___ Input material ___

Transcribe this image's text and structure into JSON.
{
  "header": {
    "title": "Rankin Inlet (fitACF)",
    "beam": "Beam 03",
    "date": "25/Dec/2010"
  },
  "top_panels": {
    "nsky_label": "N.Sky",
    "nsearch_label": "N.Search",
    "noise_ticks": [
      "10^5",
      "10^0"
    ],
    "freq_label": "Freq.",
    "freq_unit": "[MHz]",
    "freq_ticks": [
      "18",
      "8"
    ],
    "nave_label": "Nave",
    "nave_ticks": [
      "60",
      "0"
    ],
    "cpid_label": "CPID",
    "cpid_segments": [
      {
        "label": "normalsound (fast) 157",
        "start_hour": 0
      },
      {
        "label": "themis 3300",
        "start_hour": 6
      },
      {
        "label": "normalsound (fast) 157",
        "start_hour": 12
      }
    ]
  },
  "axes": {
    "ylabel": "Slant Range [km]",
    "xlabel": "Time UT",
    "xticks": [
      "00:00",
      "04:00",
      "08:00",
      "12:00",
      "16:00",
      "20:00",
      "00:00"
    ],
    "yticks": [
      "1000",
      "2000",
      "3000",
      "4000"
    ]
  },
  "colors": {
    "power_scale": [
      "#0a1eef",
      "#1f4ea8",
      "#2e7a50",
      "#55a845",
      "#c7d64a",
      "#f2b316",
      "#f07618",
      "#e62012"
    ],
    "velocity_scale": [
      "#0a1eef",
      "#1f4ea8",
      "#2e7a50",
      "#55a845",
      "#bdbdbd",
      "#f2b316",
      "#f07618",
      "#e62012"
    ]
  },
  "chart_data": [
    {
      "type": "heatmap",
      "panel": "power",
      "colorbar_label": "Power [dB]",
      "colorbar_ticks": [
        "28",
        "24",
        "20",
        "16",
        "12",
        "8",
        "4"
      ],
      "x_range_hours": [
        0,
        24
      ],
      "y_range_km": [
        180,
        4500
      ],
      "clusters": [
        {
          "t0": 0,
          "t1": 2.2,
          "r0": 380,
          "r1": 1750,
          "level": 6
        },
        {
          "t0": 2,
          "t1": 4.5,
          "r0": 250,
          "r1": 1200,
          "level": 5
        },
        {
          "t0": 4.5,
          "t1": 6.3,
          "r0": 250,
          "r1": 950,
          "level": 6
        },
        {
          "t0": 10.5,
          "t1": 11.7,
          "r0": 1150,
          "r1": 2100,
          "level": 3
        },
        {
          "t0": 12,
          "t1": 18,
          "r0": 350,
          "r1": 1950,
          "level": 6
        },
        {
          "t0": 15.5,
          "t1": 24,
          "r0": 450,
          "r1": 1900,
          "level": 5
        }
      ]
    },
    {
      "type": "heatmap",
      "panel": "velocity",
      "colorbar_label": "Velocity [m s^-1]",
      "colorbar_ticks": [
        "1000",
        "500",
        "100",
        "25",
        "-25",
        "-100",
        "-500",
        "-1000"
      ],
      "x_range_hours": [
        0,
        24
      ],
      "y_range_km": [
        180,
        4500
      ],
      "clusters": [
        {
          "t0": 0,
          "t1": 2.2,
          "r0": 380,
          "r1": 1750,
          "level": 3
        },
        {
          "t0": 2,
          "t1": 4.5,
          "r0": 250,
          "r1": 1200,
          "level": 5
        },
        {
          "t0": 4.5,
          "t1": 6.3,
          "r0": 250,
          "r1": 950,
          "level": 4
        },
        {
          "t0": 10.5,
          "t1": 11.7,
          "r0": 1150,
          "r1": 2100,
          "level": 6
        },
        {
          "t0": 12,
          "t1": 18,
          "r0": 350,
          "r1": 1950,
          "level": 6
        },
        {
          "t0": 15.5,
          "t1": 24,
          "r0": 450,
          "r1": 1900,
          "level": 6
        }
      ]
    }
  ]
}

___

## Exercise objective
Send back each record exactly as it stands.

## Solution to this problem
Transcribe this image's text and structure into JSON.
{
  "header": {
    "title": "Rankin Inlet (fitACF)",
    "beam": "Beam 03",
    "date": "25/Dec/2010"
  },
  "top_panels": {
    "nsky_label": "N.Sky",
    "nsearch_label": "N.Search",
    "noise_ticks": [
      "10^5",
      "10^0"
    ],
    "freq_label": "Freq.",
    "freq_unit": "[MHz]",
    "freq_ticks": [
      "18",
      "8"
    ],
    "nave_label": "Nave",
    "nave_ticks": [
      "60",
      "0"
    ],
    "cpid_label": "CPID",
    "cpid_segments": [
      {
        "label": "normalsound (fast) 157",
        "start_hour": 0
      },
      {
        "label": "themis 3300",
        "start_hour": 6
      },
      {
        "label": "normalsound (fast) 157",
        "start_hour": 12
      }
    ]
  },
  "axes": {
    "ylabel": "Slant Range [km]",
    "xlabel": "Time UT",
    "xticks": [
      "00:00",
      "04:00",
      "08:00",
      "12:00",
      "16:00",
      "20:00",
      "00:00"
    ],
    "yticks": [
      "1000",
      "2000",
      "3000",
      "4000"
    ]
  },
  "colors": {
    "power_scale": [
      "#0a1eef",
      "#1f4ea8",
      "#2e7a50",
      "#55a845",
      "#c7d64a",
      "#f2b316",
      "#f07618",
      "#e62012"
    ],
    "velocity_scale": [
      "#0a1eef",
      "#1f4ea8",
      "#2e7a50",
      "#55a845",
      "#bdbdbd",
      "#f2b316",
      "#f07618",
      "#e62012"
    ]
  },
  "chart_data": [
    {
      "type": "heatmap",
      "panel": "power",
      "colorbar_label": "Power [dB]",
      "colorbar_ticks": [
        "28",
        "24",
        "20",
        "16",
        "12",
        "8",
        "4"
      ],
      "x_range_hours": [
        0,
        24
      ],
      "y_range_km": [
        180,
        4500
      ],
      "clusters": [
        {
          "t0": 0,
          "t1": 2.2,
          "r0": 380,
          "r1": 1750,
          "level": 6
        },
        {
          "t0": 2,
          "t1": 4.5,
          "r0": 250,
          "r1": 1200,
          "level": 5
        },
        {
          "t0": 4.5,
          "t1": 6.3,
          "r0": 250,
          "r1": 950,
          "level": 6
        },
        {
          "t0": 10.5,
          "t1": 11.7,
          "r0": 1150,
          "r1": 2100,
          "level": 3
        },
        {
          "t0": 12,
          "t1": 18,
          "r0": 350,
          "r1": 1950,
          "level": 6
        },
        {
          "t0": 15.5,
          "t1": 24,
          "r0": 450,
          "r1": 1900,
          "level": 5
        }
      ]
    },
    {
      "type": "heatmap",
      "panel": "velocity",
      "colorbar_label": "Velocity [m s^-1]",
      "colorbar_ticks": [
        "1000",
        "500",
        "100",
        "25",
        "-25",
        "-100",
        "-500",
        "-1000"
      ],
      "x_range_hours": [
        0,
        24
      ],
      "y_range_km": [
        180,
        4500
      ],
      "clusters": [
        {
          "t0": 0,
          "t1": 2.2,
          "r0": 380,
          "r1": 1750,
          "level": 3
        },
        {
          "t0": 2,
          "t1": 4.5,
          "r0": 250,
          "r1": 1200,
          "level": 5
        },
        {
          "t0": 4.5,
          "t1": 6.3,
          "r0": 250,
          "r1": 950,
          "level": 4
        },
        {
          "t0": 10.5,
          "t1": 11.7,
          "r0": 1150,
          "r1": 2100,
          "level": 6
        },
        {
          "t0": 12,
          "t1": 18,
          "r0": 350,
          "r1": 1950,
          "level": 6
        },
        {
          "t0": 15.5,
          "t1": 24,
          "r0": 450,
          "r1": 1900,
          "level": 6
        }
      ]
    }
  ]
}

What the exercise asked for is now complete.